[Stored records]
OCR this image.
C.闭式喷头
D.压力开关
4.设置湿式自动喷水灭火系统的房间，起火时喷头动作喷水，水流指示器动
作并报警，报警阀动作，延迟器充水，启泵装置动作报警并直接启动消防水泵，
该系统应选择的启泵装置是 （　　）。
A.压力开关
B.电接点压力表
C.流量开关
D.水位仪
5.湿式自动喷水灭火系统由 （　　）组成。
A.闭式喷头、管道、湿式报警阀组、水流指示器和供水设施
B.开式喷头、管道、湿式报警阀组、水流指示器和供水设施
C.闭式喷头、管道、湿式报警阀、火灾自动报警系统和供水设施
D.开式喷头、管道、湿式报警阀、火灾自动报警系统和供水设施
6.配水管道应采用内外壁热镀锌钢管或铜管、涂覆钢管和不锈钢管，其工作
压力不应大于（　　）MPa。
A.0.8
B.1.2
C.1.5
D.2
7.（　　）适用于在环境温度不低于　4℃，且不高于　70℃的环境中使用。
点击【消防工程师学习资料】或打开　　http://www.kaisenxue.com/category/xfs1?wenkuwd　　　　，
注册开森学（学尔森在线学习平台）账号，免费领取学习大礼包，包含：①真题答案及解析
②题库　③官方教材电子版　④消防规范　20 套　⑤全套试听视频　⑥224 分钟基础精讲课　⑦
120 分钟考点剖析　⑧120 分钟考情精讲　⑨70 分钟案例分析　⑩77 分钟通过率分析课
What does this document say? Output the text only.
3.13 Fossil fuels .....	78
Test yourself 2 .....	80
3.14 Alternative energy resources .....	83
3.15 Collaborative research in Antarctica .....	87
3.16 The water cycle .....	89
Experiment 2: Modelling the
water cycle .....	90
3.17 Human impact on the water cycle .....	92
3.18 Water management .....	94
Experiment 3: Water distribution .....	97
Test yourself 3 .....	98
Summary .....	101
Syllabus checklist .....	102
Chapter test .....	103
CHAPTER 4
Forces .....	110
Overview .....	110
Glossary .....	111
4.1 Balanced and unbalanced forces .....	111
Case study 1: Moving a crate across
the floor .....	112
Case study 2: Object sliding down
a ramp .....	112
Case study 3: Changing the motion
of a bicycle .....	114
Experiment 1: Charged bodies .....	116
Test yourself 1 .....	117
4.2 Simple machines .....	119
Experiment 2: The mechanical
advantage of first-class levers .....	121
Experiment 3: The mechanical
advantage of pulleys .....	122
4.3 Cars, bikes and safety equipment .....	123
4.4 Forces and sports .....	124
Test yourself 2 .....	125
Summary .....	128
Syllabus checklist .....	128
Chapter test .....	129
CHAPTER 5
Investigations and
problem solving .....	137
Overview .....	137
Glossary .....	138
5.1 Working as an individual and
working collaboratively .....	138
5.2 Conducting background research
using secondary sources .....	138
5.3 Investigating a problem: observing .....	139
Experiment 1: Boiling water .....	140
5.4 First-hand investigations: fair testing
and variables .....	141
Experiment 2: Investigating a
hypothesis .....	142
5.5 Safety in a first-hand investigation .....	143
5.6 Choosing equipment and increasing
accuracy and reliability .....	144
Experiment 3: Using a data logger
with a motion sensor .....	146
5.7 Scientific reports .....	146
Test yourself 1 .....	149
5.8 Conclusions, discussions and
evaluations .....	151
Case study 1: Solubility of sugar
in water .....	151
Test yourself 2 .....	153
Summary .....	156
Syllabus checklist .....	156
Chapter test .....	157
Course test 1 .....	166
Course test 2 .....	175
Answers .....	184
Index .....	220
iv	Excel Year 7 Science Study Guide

YOUR GOAL: Identify the lines above that contain the word "Case", then copy them.

FINISHED TASK:
Case study 1: Moving a crate across
Case study 2: Object sliding down
Case study 3: Changing the motion
Case study 1: Solubility of sugar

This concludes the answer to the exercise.